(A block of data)
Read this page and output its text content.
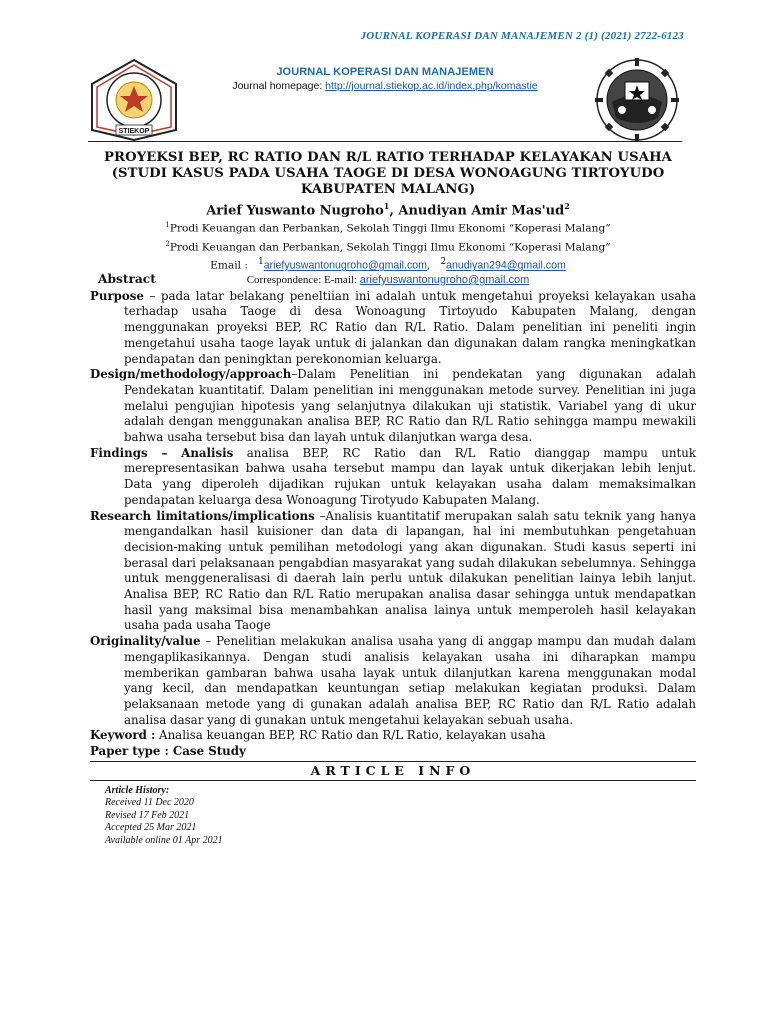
JOURNAL KOPERASI DAN MANAJEMEN 2 (1) (2021) 2722-6123
STIEKOP
JOURNAL KOPERASI DAN MANAJEMEN
Journal homepage: http://journal.stiekop.ac.id/index.php/komastie
PROYEKSI BEP, RC RATIO DAN R/L RATIO TERHADAP KELAYAKAN USAHA
(STUDI KASUS PADA USAHA TAOGE DI DESA WONOAGUNG TIRTOYUDO
KABUPATEN MALANG)
Arief Yuswanto Nugroho$^1$, Anudiyan Amir $Mas'ud^2$
$^1$Prodi Keuangan dan Perbankan, Sekolah Tinggi Ilmu Ekonomi “Koperasi Malang”
$^2$Prodi Keuangan dan Perbankan, Sekolah Tinggi Ilmu Ekonomi “Koperasi Malang”
Email : $^1$ariefyuswantonugroho@gmail.com, $^2$anudiyan294@gmail.com
Correspondence: E-mail: ariefyuswantonugroho@gmail.com
Abstract

Purpose – pada latar belakang peneltiian ini adalah untuk mengetahui proyeksi kelayakan usaha terhadap usaha Taoge di desa Wonoagung Tirtoyudo Kabupaten Malang, dengan menggunakan proyeksi BEP, RC Ratio dan R/L Ratio. Dalam penelitian ini peneliti ingin mengetahui usaha taoge layak untuk di jalankan dan digunakan dalam rangka meningkatkan pendapatan dan peningktan perekonomian keluarga.

Design/methodology/approach–Dalam Penelitian ini pendekatan yang digunakan adalah Pendekatan kuantitatif. Dalam penelitian ini menggunakan metode survey. Penelitian ini juga melalui pengujian hipotesis yang selanjutnya dilakukan uji statistik. Variabel yang di ukur adalah dengan menggunakan analisa BEP, RC Ratio dan R/L Ratio sehingga mampu mewakili bahwa usaha tersebut bisa dan layah untuk dilanjutkan warga desa.

Findings – Analisis analisa BEP, RC Ratio dan R/L Ratio dianggap mampu untuk merepresentasikan bahwa usaha tersebut mampu dan layak untuk dikerjakan lebih lenjut. Data yang diperoleh dijadikan rujukan untuk kelayakan usaha dalam memaksimalkan pendapatan keluarga desa Wonoagung Tirotyudo Kabupaten Malang.

Research limitations/implications –Analisis kuantitatif merupakan salah satu teknik yang hanya mengandalkan hasil kuisioner dan data di lapangan, hal ini membutuhkan pengetahuan decision-making untuk pemilihan metodologi yang akan digunakan. Studi kasus seperti ini berasal dari pelaksanaan pengabdian masyarakat yang sudah dilakukan sebelumnya. Sehingga untuk menggeneralisasi di daerah lain perlu untuk dilakukan penelitian lainya lebih lanjut. Analisa BEP, RC Ratio dan R/L Ratio merupakan analisa dasar sehingga untuk mendapatkan hasil yang maksimal bisa menambahkan analisa lainya untuk memperoleh hasil kelayakan usaha pada usaha Taoge

Originality/value – Penelitian melakukan analisa usaha yang di anggap mampu dan mudah dalam mengaplikasikannya. Dengan studi analisis kelayakan usaha ini diharapkan mampu memberikan gambaran bahwa usaha layak untuk dilanjutkan karena menggunakan modal yang kecil, dan mendapatkan keuntungan setiap melakukan kegiatan produksi. Dalam pelaksanaan metode yang di gunakan adalah analisa BEP, RC Ratio dan R/L Ratio adalah analisa dasar yang di gunakan untuk mengetahui kelayakan sebuah usaha.

Keyword : Analisa keuangan BEP, RC Ratio dan R/L Ratio, kelayakan usaha

Paper type : Case Study

ARTICLE INFO
Article History:
Received 11 Dec 2020
Revised 17 Feb 2021
Accepted 25 Mar 2021
Available online 01 Apr 2021
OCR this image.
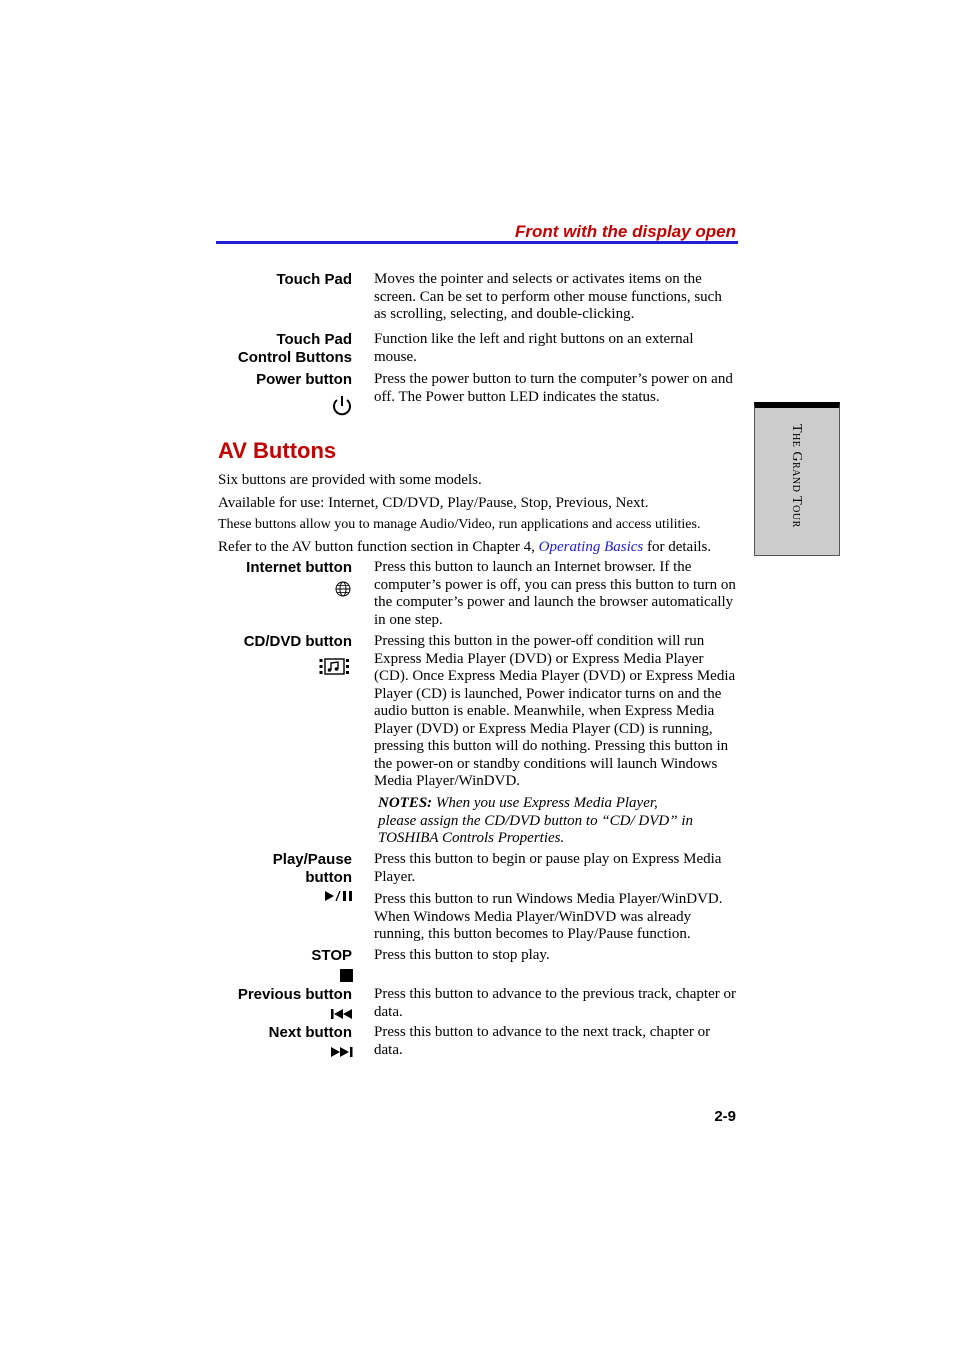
Front with the display open
The Grand Tour
Touch Pad Moves the pointer and selects or activates items on the screen. Can be set to perform other mouse functions, such as scrolling, selecting, and double-clicking.
Touch Pad
Control Buttons
Function like the left and right buttons on an external mouse.
Power button Press the power button to turn the computer’s power on and off. The Power button LED indicates the status.
AV Buttons
Six buttons are provided with some models.
Available for use: Internet, CD/DVD, Play/Pause, Stop, Previous, Next.
These buttons allow you to manage Audio/Video, run applications and access utilities.
Refer to the AV button function section in Chapter 4, Operating Basics for details.
Internet button Press this button to launch an Internet browser. If the computer’s power is off, you can press this button to turn on the computer’s power and launch the browser automatically in one step.
CD/DVD button Pressing this button in the power-off condition will run Express Media Player (DVD) or Express Media Player (CD). Once Express Media Player (DVD) or Express Media Player (CD) is launched, Power indicator turns on and the audio button is enable. Meanwhile, when Express Media Player (DVD) or Express Media Player (CD) is running, pressing this button will do nothing. Pressing this button in the power-on or standby conditions will launch Windows Media Player/WinDVD.
NOTES: When you use Express Media Player, please assign the CD/DVD button to “CD/ DVD” in TOSHIBA Controls Properties.
Play/Pause
button
Press this button to begin or pause play on Express Media Player.
Press this button to run Windows Media Player/WinDVD. When Windows Media Player/WinDVD was already running, this button becomes to Play/Pause function.
STOP Press this button to stop play.
Previous button Press this button to advance to the previous track, chapter or data.
Next button Press this button to advance to the next track, chapter or data.
2-9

#### AIM
Print the entries above exactly, taking out only the pictures.

#### EXERCISE RESPONSE
Read this page and output its text content.
JOURNAL KOPERASI DAN MANAJEMEN 2 (1) (2021) 2722-6123
STIEKOP
JOURNAL KOPERASI DAN MANAJEMEN
Journal homepage: http://journal.stiekop.ac.id/index.php/komastie
PROYEKSI BEP, RC RATIO DAN R/L RATIO TERHADAP KELAYAKAN USAHA
(STUDI KASUS PADA USAHA TAOGE DI DESA WONOAGUNG TIRTOYUDO
KABUPATEN MALANG)
Arief Yuswanto Nugroho$^1$, Anudiyan Amir $Mas'ud^2$
$^1$Prodi Keuangan dan Perbankan, Sekolah Tinggi Ilmu Ekonomi “Koperasi Malang”
$^2$Prodi Keuangan dan Perbankan, Sekolah Tinggi Ilmu Ekonomi “Koperasi Malang”
Email : $^1$ariefyuswantonugroho@gmail.com, $^2$anudiyan294@gmail.com
Correspondence: E-mail: ariefyuswantonugroho@gmail.com
Abstract

Purpose – pada latar belakang peneltiian ini adalah untuk mengetahui proyeksi kelayakan usaha terhadap usaha Taoge di desa Wonoagung Tirtoyudo Kabupaten Malang, dengan menggunakan proyeksi BEP, RC Ratio dan R/L Ratio. Dalam penelitian ini peneliti ingin mengetahui usaha taoge layak untuk di jalankan dan digunakan dalam rangka meningkatkan pendapatan dan peningktan perekonomian keluarga.

Design/methodology/approach–Dalam Penelitian ini pendekatan yang digunakan adalah Pendekatan kuantitatif. Dalam penelitian ini menggunakan metode survey. Penelitian ini juga melalui pengujian hipotesis yang selanjutnya dilakukan uji statistik. Variabel yang di ukur adalah dengan menggunakan analisa BEP, RC Ratio dan R/L Ratio sehingga mampu mewakili bahwa usaha tersebut bisa dan layah untuk dilanjutkan warga desa.

Findings – Analisis analisa BEP, RC Ratio dan R/L Ratio dianggap mampu untuk merepresentasikan bahwa usaha tersebut mampu dan layak untuk dikerjakan lebih lenjut. Data yang diperoleh dijadikan rujukan untuk kelayakan usaha dalam memaksimalkan pendapatan keluarga desa Wonoagung Tirotyudo Kabupaten Malang.

Research limitations/implications –Analisis kuantitatif merupakan salah satu teknik yang hanya mengandalkan hasil kuisioner dan data di lapangan, hal ini membutuhkan pengetahuan decision-making untuk pemilihan metodologi yang akan digunakan. Studi kasus seperti ini berasal dari pelaksanaan pengabdian masyarakat yang sudah dilakukan sebelumnya. Sehingga untuk menggeneralisasi di daerah lain perlu untuk dilakukan penelitian lainya lebih lanjut. Analisa BEP, RC Ratio dan R/L Ratio merupakan analisa dasar sehingga untuk mendapatkan hasil yang maksimal bisa menambahkan analisa lainya untuk memperoleh hasil kelayakan usaha pada usaha Taoge

Originality/value – Penelitian melakukan analisa usaha yang di anggap mampu dan mudah dalam mengaplikasikannya. Dengan studi analisis kelayakan usaha ini diharapkan mampu memberikan gambaran bahwa usaha layak untuk dilanjutkan karena menggunakan modal yang kecil, dan mendapatkan keuntungan setiap melakukan kegiatan produksi. Dalam pelaksanaan metode yang di gunakan adalah analisa BEP, RC Ratio dan R/L Ratio adalah analisa dasar yang di gunakan untuk mengetahui kelayakan sebuah usaha.

Keyword : Analisa keuangan BEP, RC Ratio dan R/L Ratio, kelayakan usaha

Paper type : Case Study

ARTICLE INFO
Article History:
Received 11 Dec 2020
Revised 17 Feb 2021
Accepted 25 Mar 2021
Available online 01 Apr 2021
OCR this image.
Front with the display open
The Grand Tour
Touch Pad Moves the pointer and selects or activates items on the screen. Can be set to perform other mouse functions, such as scrolling, selecting, and double-clicking.
Touch Pad
Control Buttons
Function like the left and right buttons on an external mouse.
Power button Press the power button to turn the computer’s power on and off. The Power button LED indicates the status.
AV Buttons
Six buttons are provided with some models.
Available for use: Internet, CD/DVD, Play/Pause, Stop, Previous, Next.
These buttons allow you to manage Audio/Video, run applications and access utilities.
Refer to the AV button function section in Chapter 4, Operating Basics for details.
Internet button Press this button to launch an Internet browser. If the computer’s power is off, you can press this button to turn on the computer’s power and launch the browser automatically in one step.
CD/DVD button Pressing this button in the power-off condition will run Express Media Player (DVD) or Express Media Player (CD). Once Express Media Player (DVD) or Express Media Player (CD) is launched, Power indicator turns on and the audio button is enable. Meanwhile, when Express Media Player (DVD) or Express Media Player (CD) is running, pressing this button will do nothing. Pressing this button in the power-on or standby conditions will launch Windows Media Player/WinDVD.
NOTES: When you use Express Media Player, please assign the CD/DVD button to “CD/ DVD” in TOSHIBA Controls Properties.
Play/Pause
button
Press this button to begin or pause play on Express Media Player.
Press this button to run Windows Media Player/WinDVD. When Windows Media Player/WinDVD was already running, this button becomes to Play/Pause function.
STOP Press this button to stop play.
Previous button Press this button to advance to the previous track, chapter or data.
Next button Press this button to advance to the next track, chapter or data.
2-9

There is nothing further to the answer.